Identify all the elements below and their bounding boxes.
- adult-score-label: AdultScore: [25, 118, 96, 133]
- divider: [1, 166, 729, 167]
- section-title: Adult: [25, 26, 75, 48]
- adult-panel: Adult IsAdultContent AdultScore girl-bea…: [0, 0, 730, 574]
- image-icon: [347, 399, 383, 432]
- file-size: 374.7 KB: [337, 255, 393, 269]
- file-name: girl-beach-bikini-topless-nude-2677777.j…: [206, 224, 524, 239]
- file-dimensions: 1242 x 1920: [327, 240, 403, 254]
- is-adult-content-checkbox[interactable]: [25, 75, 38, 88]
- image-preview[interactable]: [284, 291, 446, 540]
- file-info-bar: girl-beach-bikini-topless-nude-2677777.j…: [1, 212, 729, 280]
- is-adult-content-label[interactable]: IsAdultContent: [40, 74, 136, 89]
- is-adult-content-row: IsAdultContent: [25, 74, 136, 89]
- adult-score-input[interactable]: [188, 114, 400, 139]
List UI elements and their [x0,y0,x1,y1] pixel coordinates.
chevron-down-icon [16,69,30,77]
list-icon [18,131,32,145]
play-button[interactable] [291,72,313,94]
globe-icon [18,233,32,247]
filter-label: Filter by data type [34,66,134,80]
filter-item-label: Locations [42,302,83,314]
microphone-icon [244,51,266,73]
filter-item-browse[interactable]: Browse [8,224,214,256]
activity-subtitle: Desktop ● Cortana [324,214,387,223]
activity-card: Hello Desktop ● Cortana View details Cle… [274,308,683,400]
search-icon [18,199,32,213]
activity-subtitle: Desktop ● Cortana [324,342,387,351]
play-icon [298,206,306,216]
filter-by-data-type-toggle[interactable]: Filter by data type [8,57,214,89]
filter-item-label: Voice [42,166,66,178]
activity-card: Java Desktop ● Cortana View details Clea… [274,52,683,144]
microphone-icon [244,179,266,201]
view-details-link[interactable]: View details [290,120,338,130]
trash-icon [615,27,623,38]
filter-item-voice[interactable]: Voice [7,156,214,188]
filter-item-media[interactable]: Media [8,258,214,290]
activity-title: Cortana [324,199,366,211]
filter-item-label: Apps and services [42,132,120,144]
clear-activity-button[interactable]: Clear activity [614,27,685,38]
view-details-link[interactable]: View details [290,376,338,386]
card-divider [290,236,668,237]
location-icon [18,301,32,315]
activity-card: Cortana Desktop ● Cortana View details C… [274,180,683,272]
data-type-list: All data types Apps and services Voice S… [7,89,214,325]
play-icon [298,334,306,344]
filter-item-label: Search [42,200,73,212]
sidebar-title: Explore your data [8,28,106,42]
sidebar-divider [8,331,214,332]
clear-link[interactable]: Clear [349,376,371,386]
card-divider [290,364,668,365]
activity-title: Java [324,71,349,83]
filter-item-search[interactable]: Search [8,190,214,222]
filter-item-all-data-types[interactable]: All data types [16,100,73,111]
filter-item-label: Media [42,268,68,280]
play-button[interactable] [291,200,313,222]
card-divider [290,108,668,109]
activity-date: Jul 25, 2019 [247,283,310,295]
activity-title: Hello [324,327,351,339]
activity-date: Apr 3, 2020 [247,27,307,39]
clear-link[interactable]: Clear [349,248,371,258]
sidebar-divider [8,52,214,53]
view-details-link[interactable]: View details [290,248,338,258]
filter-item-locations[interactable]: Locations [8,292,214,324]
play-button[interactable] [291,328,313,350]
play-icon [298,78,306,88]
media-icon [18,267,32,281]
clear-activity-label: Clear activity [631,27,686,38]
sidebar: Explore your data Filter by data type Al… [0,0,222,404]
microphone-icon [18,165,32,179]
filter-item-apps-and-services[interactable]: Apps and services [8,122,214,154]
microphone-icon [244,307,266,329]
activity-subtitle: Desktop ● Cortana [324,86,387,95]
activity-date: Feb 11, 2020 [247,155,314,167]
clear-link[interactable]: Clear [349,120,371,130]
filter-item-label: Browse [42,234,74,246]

☆ ☆ ☆ ☆ ☆

Exercise objective: Can you render every line of the records above as a Markdown table, with the row number under "No." and the line under "Entry", leaving out blank lines?

Task answer:
| No. | Entry |
|---|---|
| 1 | Identify all the elements below and their bounding boxes. |
| 2 | - adult-score-label: AdultScore: [25, 118, 96, 133] |
| 3 | - divider: [1, 166, 729, 167] |
| 4 | - section-title: Adult: [25, 26, 75, 48] |
| 5 | - adult-panel: Adult IsAdultContent AdultScore girl-bea…: [0, 0, 730, 574] |
| 6 | - image-icon: [347, 399, 383, 432] |
| 7 | - file-size: 374.7 KB: [337, 255, 393, 269] |
| 8 | - file-name: girl-beach-bikini-topless-nude-2677777.j…: [206, 224, 524, 239] |
| 9 | - file-dimensions: 1242 x 1920: [327, 240, 403, 254] |
| 10 | - is-adult-content-checkbox[interactable]: [25, 75, 38, 88] |
| 11 | - image-preview[interactable]: [284, 291, 446, 540] |
| 12 | - file-info-bar: girl-beach-bikini-topless-nude-2677777.j…: [1, 212, 729, 280] |
| 13 | - is-adult-content-label[interactable]: IsAdultContent: [40, 74, 136, 89] |
| 14 | - is-adult-content-row: IsAdultContent: [25, 74, 136, 89] |
| 15 | - adult-score-input[interactable]: [188, 114, 400, 139] |
| 16 | List UI elements and their [x0,y0,x1,y1] pixel coordinates. |
| 17 | chevron-down-icon [16,69,30,77] |
| 18 | list-icon [18,131,32,145] |
| 19 | play-button[interactable] [291,72,313,94] |
| 20 | globe-icon [18,233,32,247] |
| 21 | filter-label: Filter by data type [34,66,134,80] |
| 22 | filter-item-label: Locations [42,302,83,314] |
| 23 | microphone-icon [244,51,266,73] |
| 24 | filter-item-browse[interactable]: Browse [8,224,214,256] |
| 25 | activity-subtitle: Desktop ● Cortana [324,214,387,223] |
| 26 | activity-card: Hello Desktop ● Cortana View details Cle… [274,308,683,400] |
| 27 | search-icon [18,199,32,213] |
| 28 | activity-subtitle: Desktop ● Cortana [324,342,387,351] |
| 29 | play-icon [298,206,306,216] |
| 30 | filter-by-data-type-toggle[interactable]: Filter by data type [8,57,214,89] |
| 31 | filter-item-label: Voice [42,166,66,178] |
| 32 | activity-card: Java Desktop ● Cortana View details Clea… [274,52,683,144] |
| 33 | microphone-icon [244,179,266,201] |
| 34 | view-details-link[interactable]: View details [290,120,338,130] |
| 35 | trash-icon [615,27,623,38] |
| 36 | filter-item-voice[interactable]: Voice [7,156,214,188] |
| 37 | filter-item-media[interactable]: Media [8,258,214,290] |
| 38 | activity-title: Cortana [324,199,366,211] |
| 39 | filter-item-label: Apps and services [42,132,120,144] |
| 40 | clear-activity-button[interactable]: Clear activity [614,27,685,38] |
| 41 | view-details-link[interactable]: View details [290,376,338,386] |
| 42 | card-divider [290,236,668,237] |
| 43 | location-icon [18,301,32,315] |
| 44 | activity-card: Cortana Desktop ● Cortana View details C… [274,180,683,272] |
| 45 | data-type-list: All data types Apps and services Voice S… [7,89,214,325] |
| 46 | play-icon [298,334,306,344] |
| 47 | filter-item-label: Search [42,200,73,212] |
| 48 | sidebar-title: Explore your data [8,28,106,42] |
| 49 | sidebar-divider [8,331,214,332] |
| 50 | clear-link[interactable]: Clear [349,376,371,386] |
| 51 | card-divider [290,364,668,365] |
| 52 | activity-title: Java [324,71,349,83] |
| 53 | filter-item-search[interactable]: Search [8,190,214,222] |
| 54 | filter-item-all-data-types[interactable]: All data types [16,100,73,111] |
| 55 | filter-item-label: Media [42,268,68,280] |
| 56 | play-button[interactable] [291,200,313,222] |
| 57 | card-divider [290,108,668,109] |
| 58 | activity-date: Jul 25, 2019 [247,283,310,295] |
| 59 | activity-title: Hello [324,327,351,339] |
| 60 | activity-date: Apr 3, 2020 [247,27,307,39] |
| 61 | clear-link[interactable]: Clear [349,248,371,258] |
| 62 | sidebar-divider [8,52,214,53] |
| 63 | view-details-link[interactable]: View details [290,248,338,258] |
| 64 | filter-item-locations[interactable]: Locations [8,292,214,324] |
| 65 | play-button[interactable] [291,328,313,350] |
| 66 | play-icon [298,78,306,88] |
| 67 | media-icon [18,267,32,281] |
| 68 | clear-activity-label: Clear activity [631,27,686,38] |
| 69 | sidebar: Explore your data Filter by data type Al… [0,0,222,404] |
| 70 | microphone-icon [18,165,32,179] |
| 71 | filter-item-apps-and-services[interactable]: Apps and services [8,122,214,154] |
| 72 | microphone-icon [244,307,266,329] |
| 73 | activity-subtitle: Desktop ● Cortana [324,86,387,95] |
| 74 | activity-date: Feb 11, 2020 [247,155,314,167] |
| 75 | clear-link[interactable]: Clear [349,120,371,130] |
| 76 | filter-item-label: Browse [42,234,74,246] |